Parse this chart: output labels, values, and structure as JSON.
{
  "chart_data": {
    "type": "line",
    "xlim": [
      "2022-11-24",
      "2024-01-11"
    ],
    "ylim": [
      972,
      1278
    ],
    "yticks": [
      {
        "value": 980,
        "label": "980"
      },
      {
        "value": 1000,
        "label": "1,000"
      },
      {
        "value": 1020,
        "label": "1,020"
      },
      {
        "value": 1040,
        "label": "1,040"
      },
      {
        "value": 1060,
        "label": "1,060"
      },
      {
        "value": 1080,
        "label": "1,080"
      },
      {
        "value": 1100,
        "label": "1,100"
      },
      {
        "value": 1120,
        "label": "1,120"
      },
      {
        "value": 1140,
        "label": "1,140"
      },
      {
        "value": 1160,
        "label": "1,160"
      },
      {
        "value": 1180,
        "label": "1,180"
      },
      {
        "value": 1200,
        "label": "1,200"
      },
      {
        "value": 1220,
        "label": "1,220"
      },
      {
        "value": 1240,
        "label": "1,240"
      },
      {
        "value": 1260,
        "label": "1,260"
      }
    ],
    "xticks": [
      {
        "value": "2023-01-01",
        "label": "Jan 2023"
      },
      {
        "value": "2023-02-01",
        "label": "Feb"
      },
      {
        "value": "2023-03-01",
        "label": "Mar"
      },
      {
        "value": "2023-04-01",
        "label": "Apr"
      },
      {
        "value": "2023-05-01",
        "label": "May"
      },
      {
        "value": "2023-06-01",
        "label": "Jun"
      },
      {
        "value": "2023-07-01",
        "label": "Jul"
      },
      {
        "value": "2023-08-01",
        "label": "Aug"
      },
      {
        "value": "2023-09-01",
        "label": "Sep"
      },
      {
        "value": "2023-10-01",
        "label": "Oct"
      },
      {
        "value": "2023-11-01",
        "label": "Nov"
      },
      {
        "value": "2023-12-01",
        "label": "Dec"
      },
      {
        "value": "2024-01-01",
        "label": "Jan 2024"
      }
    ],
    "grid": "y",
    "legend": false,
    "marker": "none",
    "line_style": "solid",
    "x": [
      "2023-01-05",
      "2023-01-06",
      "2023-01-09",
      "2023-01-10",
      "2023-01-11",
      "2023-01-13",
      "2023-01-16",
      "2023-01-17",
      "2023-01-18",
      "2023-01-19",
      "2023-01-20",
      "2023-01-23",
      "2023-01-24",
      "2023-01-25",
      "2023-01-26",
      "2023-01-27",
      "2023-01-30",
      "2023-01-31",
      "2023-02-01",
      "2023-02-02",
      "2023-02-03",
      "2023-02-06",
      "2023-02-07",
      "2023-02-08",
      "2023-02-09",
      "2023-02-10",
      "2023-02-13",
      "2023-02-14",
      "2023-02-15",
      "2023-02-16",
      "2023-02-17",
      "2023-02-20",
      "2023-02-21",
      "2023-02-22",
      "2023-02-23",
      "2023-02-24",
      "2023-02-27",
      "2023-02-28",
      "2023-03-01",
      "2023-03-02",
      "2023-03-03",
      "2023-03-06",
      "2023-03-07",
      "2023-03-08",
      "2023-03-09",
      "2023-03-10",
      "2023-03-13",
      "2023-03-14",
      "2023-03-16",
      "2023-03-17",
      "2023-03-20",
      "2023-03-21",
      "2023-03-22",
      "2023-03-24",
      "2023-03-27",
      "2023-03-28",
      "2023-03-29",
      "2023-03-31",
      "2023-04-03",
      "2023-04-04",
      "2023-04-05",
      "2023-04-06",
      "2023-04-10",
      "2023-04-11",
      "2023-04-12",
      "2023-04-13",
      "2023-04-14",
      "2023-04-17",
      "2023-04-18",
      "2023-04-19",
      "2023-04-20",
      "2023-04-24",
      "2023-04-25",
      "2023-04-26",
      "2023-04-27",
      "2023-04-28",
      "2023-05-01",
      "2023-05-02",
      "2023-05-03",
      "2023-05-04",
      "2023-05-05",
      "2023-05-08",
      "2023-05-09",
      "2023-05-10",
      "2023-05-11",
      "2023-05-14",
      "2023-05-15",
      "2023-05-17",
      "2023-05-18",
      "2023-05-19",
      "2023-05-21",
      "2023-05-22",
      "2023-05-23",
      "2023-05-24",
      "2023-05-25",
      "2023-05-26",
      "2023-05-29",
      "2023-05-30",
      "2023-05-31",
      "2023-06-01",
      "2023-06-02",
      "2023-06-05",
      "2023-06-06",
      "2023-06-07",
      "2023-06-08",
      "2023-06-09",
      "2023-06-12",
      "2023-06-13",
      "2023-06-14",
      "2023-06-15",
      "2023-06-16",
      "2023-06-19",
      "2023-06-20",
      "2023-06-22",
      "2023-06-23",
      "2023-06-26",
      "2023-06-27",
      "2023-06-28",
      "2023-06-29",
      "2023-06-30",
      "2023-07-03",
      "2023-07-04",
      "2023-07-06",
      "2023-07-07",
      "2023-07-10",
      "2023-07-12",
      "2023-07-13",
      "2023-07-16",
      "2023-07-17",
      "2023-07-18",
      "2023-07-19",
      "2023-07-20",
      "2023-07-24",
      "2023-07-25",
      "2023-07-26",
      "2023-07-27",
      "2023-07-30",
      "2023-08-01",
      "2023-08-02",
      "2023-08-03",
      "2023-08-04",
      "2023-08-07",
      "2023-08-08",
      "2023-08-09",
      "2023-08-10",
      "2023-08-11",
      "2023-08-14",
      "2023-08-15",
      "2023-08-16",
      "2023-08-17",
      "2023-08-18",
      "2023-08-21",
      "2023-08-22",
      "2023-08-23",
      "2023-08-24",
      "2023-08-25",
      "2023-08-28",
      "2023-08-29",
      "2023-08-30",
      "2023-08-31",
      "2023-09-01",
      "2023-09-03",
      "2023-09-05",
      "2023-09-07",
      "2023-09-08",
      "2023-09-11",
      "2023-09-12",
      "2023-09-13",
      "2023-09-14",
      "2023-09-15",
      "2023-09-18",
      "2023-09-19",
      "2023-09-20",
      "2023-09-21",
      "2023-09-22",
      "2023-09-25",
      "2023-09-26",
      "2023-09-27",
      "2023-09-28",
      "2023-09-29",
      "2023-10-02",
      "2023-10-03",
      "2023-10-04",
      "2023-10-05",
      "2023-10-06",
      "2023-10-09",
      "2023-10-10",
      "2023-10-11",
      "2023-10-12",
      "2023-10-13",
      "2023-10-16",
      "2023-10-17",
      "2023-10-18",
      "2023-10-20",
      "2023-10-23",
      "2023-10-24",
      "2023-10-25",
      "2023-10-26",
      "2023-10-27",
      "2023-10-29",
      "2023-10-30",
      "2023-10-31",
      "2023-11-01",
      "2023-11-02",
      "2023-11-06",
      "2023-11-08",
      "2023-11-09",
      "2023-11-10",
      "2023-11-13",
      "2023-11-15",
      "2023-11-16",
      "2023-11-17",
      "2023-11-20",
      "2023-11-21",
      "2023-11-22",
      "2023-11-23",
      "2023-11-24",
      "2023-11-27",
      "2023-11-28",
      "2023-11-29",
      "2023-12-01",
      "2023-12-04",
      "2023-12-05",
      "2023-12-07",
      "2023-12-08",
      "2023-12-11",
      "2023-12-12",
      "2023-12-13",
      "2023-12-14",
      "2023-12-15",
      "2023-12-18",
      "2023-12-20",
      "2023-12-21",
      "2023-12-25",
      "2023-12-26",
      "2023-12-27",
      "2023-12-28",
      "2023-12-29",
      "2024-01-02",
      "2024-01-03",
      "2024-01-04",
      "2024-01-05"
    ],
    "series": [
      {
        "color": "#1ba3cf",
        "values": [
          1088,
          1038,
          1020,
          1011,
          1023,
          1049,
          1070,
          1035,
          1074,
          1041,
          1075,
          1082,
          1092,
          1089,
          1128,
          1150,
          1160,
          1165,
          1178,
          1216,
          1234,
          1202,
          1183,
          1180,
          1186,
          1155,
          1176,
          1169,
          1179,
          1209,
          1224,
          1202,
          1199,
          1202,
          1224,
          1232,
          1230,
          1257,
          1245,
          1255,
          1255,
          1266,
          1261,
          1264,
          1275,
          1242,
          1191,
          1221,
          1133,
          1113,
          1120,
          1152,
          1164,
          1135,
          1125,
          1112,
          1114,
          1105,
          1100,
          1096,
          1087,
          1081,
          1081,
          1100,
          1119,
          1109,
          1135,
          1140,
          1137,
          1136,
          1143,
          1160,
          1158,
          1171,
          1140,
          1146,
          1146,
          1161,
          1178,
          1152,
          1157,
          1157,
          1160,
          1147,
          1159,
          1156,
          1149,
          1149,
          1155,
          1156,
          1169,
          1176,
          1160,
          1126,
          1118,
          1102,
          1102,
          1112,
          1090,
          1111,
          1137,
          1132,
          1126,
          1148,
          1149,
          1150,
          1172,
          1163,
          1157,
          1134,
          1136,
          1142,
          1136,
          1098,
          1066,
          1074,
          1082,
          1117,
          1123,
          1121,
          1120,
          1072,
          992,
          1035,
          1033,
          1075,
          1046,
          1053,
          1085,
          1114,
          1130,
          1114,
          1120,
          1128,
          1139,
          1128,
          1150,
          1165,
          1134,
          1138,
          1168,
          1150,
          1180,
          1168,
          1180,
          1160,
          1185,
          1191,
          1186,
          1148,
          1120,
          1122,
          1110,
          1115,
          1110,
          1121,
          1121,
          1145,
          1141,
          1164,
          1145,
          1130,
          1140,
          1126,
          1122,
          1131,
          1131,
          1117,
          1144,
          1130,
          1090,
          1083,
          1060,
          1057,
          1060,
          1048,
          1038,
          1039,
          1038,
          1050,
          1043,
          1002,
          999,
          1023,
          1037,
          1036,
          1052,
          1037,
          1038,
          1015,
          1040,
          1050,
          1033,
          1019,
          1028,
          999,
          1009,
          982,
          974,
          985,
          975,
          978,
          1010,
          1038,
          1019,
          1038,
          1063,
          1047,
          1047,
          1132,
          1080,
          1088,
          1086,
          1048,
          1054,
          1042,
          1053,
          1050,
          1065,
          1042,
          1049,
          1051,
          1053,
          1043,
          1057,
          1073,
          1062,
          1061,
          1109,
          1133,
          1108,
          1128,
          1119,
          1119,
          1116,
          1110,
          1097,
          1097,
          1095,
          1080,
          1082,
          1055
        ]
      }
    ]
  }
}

════

Check every line for "values" and show the ones that have it.

SOLUTION TO THIS EXERCISE:
Parse this chart: output labels, values, and structure as JSON.
        "values": [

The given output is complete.